+++ Supplied data +++

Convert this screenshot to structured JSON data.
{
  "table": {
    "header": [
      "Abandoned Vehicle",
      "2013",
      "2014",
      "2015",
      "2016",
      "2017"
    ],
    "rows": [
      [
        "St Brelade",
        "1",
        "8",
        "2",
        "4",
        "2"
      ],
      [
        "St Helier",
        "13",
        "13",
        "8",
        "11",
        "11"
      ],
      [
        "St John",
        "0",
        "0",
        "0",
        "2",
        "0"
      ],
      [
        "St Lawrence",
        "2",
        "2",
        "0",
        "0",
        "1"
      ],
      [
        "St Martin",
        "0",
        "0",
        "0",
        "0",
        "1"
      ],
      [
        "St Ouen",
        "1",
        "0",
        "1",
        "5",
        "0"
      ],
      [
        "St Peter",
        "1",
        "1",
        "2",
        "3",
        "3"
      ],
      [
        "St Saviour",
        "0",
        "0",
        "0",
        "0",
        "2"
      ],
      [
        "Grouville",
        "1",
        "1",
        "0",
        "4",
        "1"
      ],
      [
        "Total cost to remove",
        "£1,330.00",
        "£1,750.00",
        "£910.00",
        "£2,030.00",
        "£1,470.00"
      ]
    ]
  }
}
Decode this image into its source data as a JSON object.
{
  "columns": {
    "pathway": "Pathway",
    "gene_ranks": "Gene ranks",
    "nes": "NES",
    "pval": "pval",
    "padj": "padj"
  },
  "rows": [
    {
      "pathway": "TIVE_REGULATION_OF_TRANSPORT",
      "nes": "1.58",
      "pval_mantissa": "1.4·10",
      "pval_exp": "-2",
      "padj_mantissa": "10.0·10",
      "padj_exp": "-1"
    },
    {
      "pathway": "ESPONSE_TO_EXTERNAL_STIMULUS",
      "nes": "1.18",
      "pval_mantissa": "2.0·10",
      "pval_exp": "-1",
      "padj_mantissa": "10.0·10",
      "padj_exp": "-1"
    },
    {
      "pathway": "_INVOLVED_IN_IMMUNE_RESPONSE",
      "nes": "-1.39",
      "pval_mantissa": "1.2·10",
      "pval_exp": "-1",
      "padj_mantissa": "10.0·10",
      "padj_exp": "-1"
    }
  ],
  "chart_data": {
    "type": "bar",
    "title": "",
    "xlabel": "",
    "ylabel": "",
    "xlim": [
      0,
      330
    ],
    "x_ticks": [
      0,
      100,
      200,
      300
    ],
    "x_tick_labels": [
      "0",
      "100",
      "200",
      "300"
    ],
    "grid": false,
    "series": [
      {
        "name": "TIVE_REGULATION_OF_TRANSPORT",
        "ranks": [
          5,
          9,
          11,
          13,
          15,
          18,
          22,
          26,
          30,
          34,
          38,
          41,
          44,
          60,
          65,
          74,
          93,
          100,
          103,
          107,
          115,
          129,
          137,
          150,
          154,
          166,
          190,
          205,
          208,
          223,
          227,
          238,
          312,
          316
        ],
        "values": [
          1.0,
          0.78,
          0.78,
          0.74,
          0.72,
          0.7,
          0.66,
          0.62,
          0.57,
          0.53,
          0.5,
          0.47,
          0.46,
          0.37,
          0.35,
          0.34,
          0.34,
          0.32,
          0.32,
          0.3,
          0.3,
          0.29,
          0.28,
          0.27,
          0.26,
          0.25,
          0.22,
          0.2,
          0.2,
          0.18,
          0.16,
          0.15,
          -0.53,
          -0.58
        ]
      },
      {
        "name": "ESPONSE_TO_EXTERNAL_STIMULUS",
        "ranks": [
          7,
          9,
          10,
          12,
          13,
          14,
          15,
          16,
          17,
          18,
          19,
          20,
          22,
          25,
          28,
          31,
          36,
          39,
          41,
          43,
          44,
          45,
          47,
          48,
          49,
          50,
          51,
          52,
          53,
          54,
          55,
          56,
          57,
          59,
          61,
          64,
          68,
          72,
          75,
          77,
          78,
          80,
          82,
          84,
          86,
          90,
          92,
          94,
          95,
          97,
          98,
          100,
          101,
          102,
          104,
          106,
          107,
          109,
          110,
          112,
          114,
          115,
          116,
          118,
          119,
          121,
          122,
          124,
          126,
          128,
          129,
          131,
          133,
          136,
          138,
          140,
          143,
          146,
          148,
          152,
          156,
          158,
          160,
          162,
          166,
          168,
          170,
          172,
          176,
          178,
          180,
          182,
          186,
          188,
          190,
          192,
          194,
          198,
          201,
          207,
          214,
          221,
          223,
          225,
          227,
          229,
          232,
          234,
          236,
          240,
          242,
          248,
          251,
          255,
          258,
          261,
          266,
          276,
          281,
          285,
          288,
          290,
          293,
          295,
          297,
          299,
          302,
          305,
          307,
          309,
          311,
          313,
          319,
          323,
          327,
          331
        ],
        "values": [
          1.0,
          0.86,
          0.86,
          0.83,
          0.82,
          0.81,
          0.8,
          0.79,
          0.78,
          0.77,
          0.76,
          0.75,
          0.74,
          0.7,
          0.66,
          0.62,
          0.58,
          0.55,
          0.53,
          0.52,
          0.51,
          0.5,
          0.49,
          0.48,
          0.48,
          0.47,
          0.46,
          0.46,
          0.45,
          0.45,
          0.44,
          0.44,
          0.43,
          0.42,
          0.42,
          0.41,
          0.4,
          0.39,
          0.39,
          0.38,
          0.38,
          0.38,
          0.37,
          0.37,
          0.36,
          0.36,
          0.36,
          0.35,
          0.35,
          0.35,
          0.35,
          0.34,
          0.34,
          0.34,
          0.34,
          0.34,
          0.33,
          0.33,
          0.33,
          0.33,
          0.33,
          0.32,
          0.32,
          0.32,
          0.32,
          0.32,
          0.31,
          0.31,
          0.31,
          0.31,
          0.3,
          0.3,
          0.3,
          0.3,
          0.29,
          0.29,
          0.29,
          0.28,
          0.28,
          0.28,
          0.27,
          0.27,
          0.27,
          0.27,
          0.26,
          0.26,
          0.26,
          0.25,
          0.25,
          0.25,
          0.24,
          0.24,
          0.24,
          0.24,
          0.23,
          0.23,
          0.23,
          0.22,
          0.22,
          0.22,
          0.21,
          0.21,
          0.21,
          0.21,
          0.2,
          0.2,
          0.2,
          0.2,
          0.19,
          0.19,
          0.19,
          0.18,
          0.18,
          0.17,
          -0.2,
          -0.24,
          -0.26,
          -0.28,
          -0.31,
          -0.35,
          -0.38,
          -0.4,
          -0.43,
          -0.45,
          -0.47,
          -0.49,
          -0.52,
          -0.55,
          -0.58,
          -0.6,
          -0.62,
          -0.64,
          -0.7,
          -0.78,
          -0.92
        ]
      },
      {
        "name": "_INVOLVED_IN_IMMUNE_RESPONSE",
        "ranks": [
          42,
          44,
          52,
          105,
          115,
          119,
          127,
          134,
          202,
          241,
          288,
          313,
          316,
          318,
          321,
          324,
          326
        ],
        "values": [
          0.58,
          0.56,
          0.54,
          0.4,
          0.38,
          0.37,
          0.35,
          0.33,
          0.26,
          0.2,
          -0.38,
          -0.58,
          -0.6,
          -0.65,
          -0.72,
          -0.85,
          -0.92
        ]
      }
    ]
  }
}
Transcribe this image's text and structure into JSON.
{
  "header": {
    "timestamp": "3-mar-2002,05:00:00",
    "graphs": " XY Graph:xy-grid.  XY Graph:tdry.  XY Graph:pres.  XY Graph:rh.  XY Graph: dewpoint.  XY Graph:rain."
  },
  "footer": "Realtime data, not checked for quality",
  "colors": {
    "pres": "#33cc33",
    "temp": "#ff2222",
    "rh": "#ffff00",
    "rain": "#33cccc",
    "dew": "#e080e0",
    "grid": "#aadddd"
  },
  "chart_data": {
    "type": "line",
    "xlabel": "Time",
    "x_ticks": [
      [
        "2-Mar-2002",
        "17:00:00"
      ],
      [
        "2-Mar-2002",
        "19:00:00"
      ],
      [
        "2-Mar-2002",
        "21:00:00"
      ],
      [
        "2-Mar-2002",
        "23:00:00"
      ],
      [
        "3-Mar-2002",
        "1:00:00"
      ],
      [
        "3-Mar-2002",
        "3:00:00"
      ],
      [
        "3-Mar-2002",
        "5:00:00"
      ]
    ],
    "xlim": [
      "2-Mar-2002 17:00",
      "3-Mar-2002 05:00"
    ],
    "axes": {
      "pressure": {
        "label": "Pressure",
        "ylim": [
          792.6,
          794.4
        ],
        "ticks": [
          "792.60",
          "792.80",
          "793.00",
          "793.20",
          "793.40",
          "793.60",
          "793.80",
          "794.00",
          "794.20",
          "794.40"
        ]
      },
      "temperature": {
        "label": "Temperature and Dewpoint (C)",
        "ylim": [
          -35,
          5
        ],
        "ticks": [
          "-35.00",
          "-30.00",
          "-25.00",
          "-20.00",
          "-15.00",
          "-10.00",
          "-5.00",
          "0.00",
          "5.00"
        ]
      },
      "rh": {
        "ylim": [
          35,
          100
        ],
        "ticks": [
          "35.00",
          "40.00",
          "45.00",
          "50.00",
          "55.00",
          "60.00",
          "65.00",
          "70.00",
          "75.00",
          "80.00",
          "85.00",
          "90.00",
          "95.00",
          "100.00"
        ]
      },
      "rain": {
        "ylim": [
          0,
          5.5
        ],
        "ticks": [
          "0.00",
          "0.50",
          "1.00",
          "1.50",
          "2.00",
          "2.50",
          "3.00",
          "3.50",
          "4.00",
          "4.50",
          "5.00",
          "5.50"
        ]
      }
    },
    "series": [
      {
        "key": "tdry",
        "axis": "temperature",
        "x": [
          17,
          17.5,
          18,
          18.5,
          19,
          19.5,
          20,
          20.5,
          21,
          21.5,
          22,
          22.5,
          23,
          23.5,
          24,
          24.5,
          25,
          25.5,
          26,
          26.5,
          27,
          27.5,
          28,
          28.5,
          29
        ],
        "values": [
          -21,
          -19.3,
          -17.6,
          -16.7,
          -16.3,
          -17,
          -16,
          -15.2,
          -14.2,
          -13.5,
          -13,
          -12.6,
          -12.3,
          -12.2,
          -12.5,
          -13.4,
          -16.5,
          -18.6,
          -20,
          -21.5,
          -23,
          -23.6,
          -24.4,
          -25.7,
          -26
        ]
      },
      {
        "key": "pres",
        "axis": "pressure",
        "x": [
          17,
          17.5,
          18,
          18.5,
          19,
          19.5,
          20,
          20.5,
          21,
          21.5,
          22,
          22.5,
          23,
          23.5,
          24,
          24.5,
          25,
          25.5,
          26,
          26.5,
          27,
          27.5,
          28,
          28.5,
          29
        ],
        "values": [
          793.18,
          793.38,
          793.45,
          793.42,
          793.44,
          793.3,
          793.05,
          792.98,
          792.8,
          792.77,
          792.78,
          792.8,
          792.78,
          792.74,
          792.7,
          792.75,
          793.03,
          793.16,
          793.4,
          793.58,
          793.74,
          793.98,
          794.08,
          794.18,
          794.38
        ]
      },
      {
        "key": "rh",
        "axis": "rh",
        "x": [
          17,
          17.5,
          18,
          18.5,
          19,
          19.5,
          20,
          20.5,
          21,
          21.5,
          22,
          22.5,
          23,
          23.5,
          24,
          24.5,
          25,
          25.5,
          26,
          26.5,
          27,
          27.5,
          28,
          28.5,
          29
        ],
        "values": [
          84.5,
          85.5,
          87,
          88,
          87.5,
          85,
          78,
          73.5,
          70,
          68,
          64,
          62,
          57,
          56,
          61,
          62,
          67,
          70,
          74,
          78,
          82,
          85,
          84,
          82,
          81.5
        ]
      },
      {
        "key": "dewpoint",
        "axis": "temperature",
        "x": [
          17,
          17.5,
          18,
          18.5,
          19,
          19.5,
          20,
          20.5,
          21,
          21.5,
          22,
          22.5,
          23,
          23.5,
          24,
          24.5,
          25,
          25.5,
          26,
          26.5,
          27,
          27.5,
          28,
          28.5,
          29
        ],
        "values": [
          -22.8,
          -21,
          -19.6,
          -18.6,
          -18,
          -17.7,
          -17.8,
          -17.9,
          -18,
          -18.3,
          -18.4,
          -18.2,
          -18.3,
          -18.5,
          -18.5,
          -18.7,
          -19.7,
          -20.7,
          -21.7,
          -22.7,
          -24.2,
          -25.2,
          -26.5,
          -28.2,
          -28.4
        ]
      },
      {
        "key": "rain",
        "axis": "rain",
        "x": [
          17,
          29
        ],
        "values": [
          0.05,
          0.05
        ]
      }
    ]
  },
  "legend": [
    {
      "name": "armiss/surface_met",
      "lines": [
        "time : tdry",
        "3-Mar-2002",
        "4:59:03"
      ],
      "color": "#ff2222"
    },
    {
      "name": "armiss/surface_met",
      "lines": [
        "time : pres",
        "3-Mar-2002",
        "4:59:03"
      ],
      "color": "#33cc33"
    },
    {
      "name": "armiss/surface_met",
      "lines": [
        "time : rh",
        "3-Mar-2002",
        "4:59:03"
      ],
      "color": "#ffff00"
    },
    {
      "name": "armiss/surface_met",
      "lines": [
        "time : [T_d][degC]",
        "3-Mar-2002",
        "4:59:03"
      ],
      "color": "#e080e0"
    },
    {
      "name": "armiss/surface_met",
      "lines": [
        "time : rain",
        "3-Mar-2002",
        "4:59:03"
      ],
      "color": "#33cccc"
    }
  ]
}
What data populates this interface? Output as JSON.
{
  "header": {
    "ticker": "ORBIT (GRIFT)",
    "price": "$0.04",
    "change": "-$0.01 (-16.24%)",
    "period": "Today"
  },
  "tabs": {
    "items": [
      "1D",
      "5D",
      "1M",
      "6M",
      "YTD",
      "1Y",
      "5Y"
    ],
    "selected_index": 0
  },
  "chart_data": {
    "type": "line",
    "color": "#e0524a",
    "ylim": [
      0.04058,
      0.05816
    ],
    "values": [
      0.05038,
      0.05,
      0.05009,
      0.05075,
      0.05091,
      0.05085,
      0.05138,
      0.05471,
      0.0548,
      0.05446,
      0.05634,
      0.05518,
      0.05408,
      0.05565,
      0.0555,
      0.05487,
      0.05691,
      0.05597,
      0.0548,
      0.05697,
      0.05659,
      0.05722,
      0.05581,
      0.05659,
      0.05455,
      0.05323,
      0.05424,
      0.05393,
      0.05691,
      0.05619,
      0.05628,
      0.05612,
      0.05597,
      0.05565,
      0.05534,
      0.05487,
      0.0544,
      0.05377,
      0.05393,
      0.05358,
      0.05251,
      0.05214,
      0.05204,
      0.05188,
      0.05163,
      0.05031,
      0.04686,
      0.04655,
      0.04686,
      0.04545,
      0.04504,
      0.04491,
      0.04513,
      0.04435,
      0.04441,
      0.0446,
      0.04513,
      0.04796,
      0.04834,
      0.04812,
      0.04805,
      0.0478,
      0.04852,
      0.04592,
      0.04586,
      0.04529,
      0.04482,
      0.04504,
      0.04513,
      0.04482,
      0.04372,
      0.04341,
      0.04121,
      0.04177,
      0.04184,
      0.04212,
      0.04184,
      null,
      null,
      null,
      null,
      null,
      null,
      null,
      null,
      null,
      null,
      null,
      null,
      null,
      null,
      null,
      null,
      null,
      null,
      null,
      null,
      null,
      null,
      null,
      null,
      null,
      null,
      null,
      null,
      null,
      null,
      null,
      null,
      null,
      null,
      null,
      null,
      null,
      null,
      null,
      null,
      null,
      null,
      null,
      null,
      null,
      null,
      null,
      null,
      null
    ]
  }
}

+++

== Exercise task ==
Scan the material and collect every line that contains "grid".

== Reply ==
    "grid": false,
    "graphs": " XY Graph:xy-grid.  XY Graph:tdry.  XY Graph:pres.  XY Graph:rh.  XY Graph: dewpoint.  XY Graph:rain."
    "grid": "#aadddd"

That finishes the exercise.